## Exercise
Here are records with pictures in them. Copy all of them exactly and leave the pictures out.

+ + + + +

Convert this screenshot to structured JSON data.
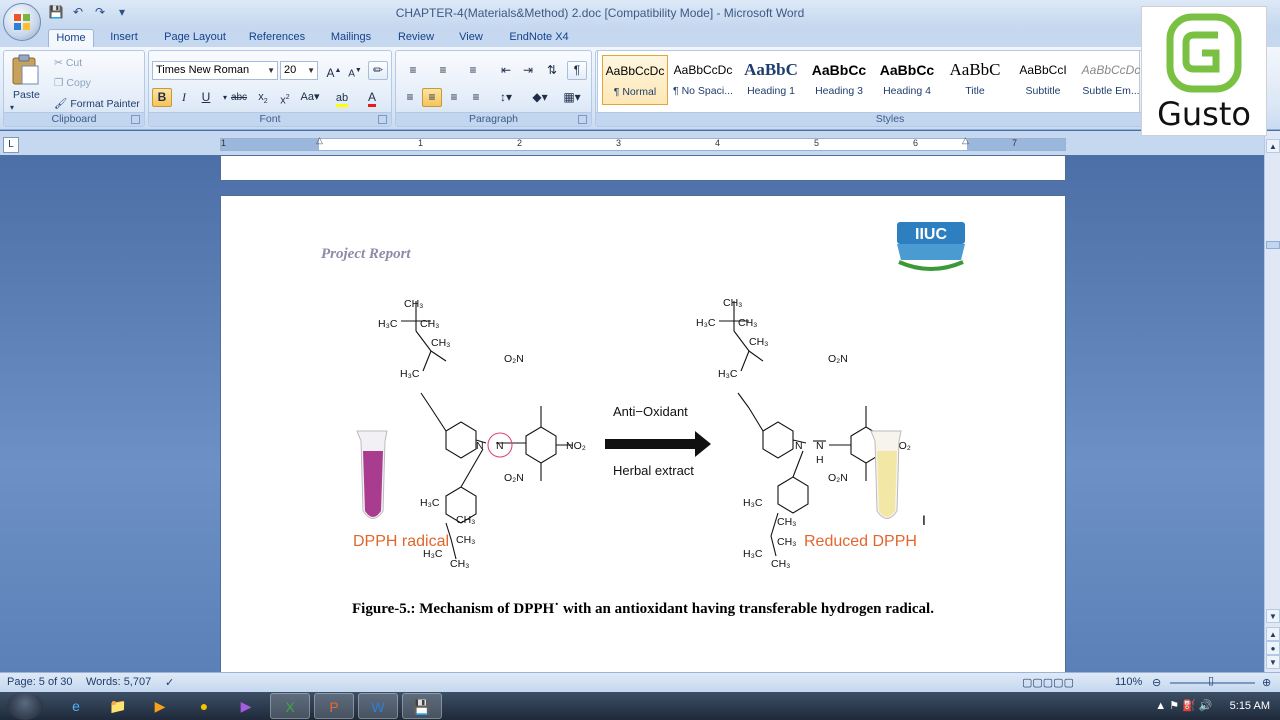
{
  "window": {
    "title": "CHAPTER-4(Materials&Method) 2.doc [Compatibility Mode] - Microsoft Word"
  },
  "tabs": [
    "Home",
    "Insert",
    "Page Layout",
    "References",
    "Mailings",
    "Review",
    "View",
    "EndNote X4"
  ],
  "active_tab": "Home",
  "clipboard": {
    "paste": "Paste",
    "cut": "Cut",
    "copy": "Copy",
    "format_painter": "Format Painter",
    "label": "Clipboard"
  },
  "font": {
    "name": "Times New Roman",
    "size": "20",
    "label": "Font"
  },
  "paragraph": {
    "label": "Paragraph"
  },
  "styles": {
    "label": "Styles",
    "items": [
      {
        "sample": "AaBbCcDc",
        "name": "¶ Normal"
      },
      {
        "sample": "AaBbCcDc",
        "name": "¶ No Spaci..."
      },
      {
        "sample": "AaBbC",
        "name": "Heading 1"
      },
      {
        "sample": "AaBbCc",
        "name": "Heading 3"
      },
      {
        "sample": "AaBbCc",
        "name": "Heading 4"
      },
      {
        "sample": "AaBbC",
        "name": "Title"
      },
      {
        "sample": "AaBbCcI",
        "name": "Subtitle"
      },
      {
        "sample": "AaBbCcDc",
        "name": "Subtle Em..."
      }
    ]
  },
  "ruler_numbers": [
    "1",
    "1",
    "2",
    "3",
    "4",
    "5",
    "6",
    "7"
  ],
  "document": {
    "header_text": "Project Report",
    "logo_text": "IIUC",
    "figure": {
      "left_label": "DPPH radical",
      "right_label": "Reduced DPPH",
      "arrow_top": "Anti−Oxidant",
      "arrow_bottom": "Herbal extract",
      "chem": {
        "ch3": "CH₃",
        "h3c": "H₃C",
        "o2n": "O₂N",
        "no2": "NO₂",
        "n": "N",
        "h": "H"
      }
    },
    "caption": "Figure-5.: Mechanism of DPPH˙ with an antioxidant having transferable hydrogen radical."
  },
  "status": {
    "page": "Page: 5 of 30",
    "words": "Words: 5,707",
    "zoom": "110%"
  },
  "taskbar": {
    "time": "5:15 AM"
  },
  "watermark": {
    "text": "Gusto"
  }
}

+ + + + +

## Solution to this task
Convert this screenshot to structured JSON data.
{
  "window": {
    "title": "CHAPTER-4(Materials&Method) 2.doc [Compatibility Mode] - Microsoft Word"
  },
  "tabs": [
    "Home",
    "Insert",
    "Page Layout",
    "References",
    "Mailings",
    "Review",
    "View",
    "EndNote X4"
  ],
  "active_tab": "Home",
  "clipboard": {
    "paste": "Paste",
    "cut": "Cut",
    "copy": "Copy",
    "format_painter": "Format Painter",
    "label": "Clipboard"
  },
  "font": {
    "name": "Times New Roman",
    "size": "20",
    "label": "Font"
  },
  "paragraph": {
    "label": "Paragraph"
  },
  "styles": {
    "label": "Styles",
    "items": [
      {
        "sample": "AaBbCcDc",
        "name": "¶ Normal"
      },
      {
        "sample": "AaBbCcDc",
        "name": "¶ No Spaci..."
      },
      {
        "sample": "AaBbC",
        "name": "Heading 1"
      },
      {
        "sample": "AaBbCc",
        "name": "Heading 3"
      },
      {
        "sample": "AaBbCc",
        "name": "Heading 4"
      },
      {
        "sample": "AaBbC",
        "name": "Title"
      },
      {
        "sample": "AaBbCcI",
        "name": "Subtitle"
      },
      {
        "sample": "AaBbCcDc",
        "name": "Subtle Em..."
      }
    ]
  },
  "ruler_numbers": [
    "1",
    "1",
    "2",
    "3",
    "4",
    "5",
    "6",
    "7"
  ],
  "document": {
    "header_text": "Project Report",
    "logo_text": "IIUC",
    "figure": {
      "left_label": "DPPH radical",
      "right_label": "Reduced DPPH",
      "arrow_top": "Anti−Oxidant",
      "arrow_bottom": "Herbal extract",
      "chem": {
        "ch3": "CH₃",
        "h3c": "H₃C",
        "o2n": "O₂N",
        "no2": "NO₂",
        "n": "N",
        "h": "H"
      }
    },
    "caption": "Figure-5.: Mechanism of DPPH˙ with an antioxidant having transferable hydrogen radical."
  },
  "status": {
    "page": "Page: 5 of 30",
    "words": "Words: 5,707",
    "zoom": "110%"
  },
  "taskbar": {
    "time": "5:15 AM"
  },
  "watermark": {
    "text": "Gusto"
  }
}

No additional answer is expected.